Listing →
○ ○ ○ ○

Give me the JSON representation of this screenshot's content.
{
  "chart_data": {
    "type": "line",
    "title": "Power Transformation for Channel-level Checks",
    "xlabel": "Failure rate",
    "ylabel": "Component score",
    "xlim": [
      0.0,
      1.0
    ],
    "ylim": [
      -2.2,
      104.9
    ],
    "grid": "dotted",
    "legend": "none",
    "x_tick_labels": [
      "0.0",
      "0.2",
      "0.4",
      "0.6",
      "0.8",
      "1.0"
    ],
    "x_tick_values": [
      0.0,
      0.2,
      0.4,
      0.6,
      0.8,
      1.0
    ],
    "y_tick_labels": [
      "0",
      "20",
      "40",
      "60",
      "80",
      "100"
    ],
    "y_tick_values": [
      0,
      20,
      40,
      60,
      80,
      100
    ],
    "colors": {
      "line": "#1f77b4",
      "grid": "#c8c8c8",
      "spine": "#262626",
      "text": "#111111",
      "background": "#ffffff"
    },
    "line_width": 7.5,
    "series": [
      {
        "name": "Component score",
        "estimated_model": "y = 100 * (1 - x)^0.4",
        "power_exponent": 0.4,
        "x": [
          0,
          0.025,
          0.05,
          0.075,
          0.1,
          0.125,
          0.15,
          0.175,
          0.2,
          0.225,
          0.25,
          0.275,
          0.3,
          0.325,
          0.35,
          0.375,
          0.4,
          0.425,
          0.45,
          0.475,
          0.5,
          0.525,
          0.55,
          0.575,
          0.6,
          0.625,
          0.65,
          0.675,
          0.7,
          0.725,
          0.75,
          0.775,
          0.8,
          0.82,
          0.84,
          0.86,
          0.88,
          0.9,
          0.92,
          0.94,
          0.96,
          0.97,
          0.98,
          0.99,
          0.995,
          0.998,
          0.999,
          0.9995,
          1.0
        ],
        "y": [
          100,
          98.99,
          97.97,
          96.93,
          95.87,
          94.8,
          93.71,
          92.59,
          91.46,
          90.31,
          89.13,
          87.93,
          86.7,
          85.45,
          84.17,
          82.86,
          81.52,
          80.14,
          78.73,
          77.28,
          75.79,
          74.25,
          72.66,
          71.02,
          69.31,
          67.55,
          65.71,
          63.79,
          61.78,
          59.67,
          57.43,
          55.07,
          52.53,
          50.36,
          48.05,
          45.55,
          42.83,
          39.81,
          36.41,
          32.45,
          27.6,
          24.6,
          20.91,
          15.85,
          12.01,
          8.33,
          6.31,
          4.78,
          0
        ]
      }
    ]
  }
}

○ ○ ○ ○

Given problem →
Go through the entries above and copy every line containing "score".

Right answer →
    "ylabel": "Component score",
        "name": "Component score",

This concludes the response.